TASK OBJECTIVE:
Search the data below for the word "Paris" and copy each line that holds it.
[Begin MATERIAL FOR THIS TASK]
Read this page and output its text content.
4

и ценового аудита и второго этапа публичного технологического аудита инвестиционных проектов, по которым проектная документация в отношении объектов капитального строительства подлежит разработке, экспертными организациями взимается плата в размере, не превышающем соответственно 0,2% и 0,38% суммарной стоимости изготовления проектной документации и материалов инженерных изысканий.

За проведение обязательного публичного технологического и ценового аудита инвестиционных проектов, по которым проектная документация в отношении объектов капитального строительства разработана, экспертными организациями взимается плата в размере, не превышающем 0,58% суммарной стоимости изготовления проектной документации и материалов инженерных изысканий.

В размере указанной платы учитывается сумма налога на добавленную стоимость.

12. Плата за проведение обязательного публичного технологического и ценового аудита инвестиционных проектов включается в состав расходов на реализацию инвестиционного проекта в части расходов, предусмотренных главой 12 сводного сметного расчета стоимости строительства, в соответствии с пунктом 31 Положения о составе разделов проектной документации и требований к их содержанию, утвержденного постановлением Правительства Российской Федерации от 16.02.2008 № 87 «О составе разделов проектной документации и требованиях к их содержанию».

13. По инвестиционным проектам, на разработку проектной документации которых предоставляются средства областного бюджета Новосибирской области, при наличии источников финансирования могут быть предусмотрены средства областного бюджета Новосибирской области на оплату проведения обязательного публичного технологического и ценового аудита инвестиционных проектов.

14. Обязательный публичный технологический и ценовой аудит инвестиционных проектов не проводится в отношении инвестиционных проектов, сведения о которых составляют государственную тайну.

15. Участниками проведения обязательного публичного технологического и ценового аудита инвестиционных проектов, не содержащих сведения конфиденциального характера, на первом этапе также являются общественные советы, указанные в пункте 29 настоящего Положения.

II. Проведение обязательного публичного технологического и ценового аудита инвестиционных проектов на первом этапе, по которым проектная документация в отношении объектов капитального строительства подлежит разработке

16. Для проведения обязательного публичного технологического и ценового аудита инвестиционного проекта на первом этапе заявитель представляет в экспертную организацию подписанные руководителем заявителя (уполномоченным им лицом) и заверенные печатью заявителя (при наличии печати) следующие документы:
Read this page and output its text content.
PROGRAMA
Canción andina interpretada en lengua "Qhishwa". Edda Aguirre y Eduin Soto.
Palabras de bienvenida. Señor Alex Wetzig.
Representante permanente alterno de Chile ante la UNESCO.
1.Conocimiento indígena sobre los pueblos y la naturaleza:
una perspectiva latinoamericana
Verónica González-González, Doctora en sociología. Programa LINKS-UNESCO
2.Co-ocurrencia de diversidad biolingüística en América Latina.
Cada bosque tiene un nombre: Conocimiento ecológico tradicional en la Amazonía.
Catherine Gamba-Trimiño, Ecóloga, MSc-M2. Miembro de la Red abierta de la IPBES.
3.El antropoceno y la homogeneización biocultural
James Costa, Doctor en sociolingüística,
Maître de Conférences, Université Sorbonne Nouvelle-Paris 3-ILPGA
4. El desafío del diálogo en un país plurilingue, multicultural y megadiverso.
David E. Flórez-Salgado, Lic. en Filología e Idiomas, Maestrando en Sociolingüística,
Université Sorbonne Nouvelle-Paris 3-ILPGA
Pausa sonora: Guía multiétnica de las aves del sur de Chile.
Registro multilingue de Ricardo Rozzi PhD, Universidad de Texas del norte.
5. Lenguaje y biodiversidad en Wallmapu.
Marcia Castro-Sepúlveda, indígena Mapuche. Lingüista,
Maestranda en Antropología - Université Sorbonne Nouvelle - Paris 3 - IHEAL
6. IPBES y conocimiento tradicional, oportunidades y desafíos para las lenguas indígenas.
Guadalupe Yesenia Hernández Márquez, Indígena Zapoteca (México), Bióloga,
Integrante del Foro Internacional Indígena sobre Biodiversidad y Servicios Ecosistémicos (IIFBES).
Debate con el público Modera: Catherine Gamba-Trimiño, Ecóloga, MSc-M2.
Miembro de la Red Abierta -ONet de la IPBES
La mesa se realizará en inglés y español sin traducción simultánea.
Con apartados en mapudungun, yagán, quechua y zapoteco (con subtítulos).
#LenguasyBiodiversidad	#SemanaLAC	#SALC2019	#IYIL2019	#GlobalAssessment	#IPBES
[End MATERIAL FOR THIS TASK]
RESPONSE TO THE TASK:
Maître de Conférences, Université Sorbonne Nouvelle-Paris 3-ILPGA
Université Sorbonne Nouvelle-Paris 3-ILPGA
Maestranda en Antropología - Université Sorbonne Nouvelle - Paris 3 - IHEAL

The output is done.